**The exercise**
Reproduce every line of the records below word for word, leaving out the pictures.

Layout annotation records:
* begin *

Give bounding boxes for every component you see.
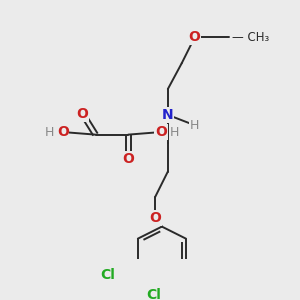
Text: O: O (149, 211, 161, 225)
Text: O: O (155, 125, 167, 139)
Text: O: O (57, 125, 69, 139)
Text: H: H (170, 125, 179, 139)
Text: O: O (77, 107, 88, 121)
Text: H: H (44, 125, 54, 139)
Text: N: N (162, 108, 174, 122)
Text: Cl: Cl (146, 288, 161, 300)
Text: — CH₃: — CH₃ (232, 31, 269, 44)
Text: O: O (122, 152, 134, 166)
Text: O: O (189, 31, 200, 44)
Text: H: H (190, 119, 199, 132)
Text: Cl: Cl (101, 268, 116, 282)
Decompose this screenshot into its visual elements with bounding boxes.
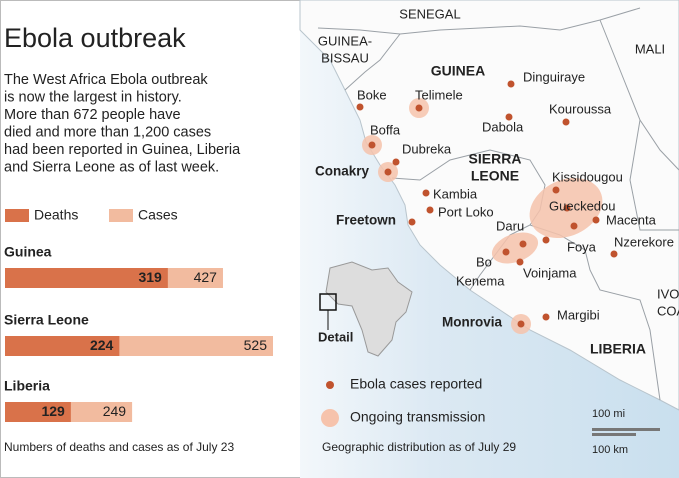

* end *

**Correct result**
Give bounding boxes for every component you see.
Text: O: O (149, 211, 161, 225)
Text: O: O (155, 125, 167, 139)
Text: O: O (57, 125, 69, 139)
Text: H: H (170, 125, 179, 139)
Text: O: O (77, 107, 88, 121)
Text: H: H (44, 125, 54, 139)
Text: N: N (162, 108, 174, 122)
Text: Cl: Cl (146, 288, 161, 300)
Text: — CH₃: — CH₃ (232, 31, 269, 44)
Text: O: O (122, 152, 134, 166)
Text: O: O (189, 31, 200, 44)
Text: H: H (190, 119, 199, 132)
Text: Cl: Cl (101, 268, 116, 282)
Decompose this screenshot into its visual elements with bounding boxes.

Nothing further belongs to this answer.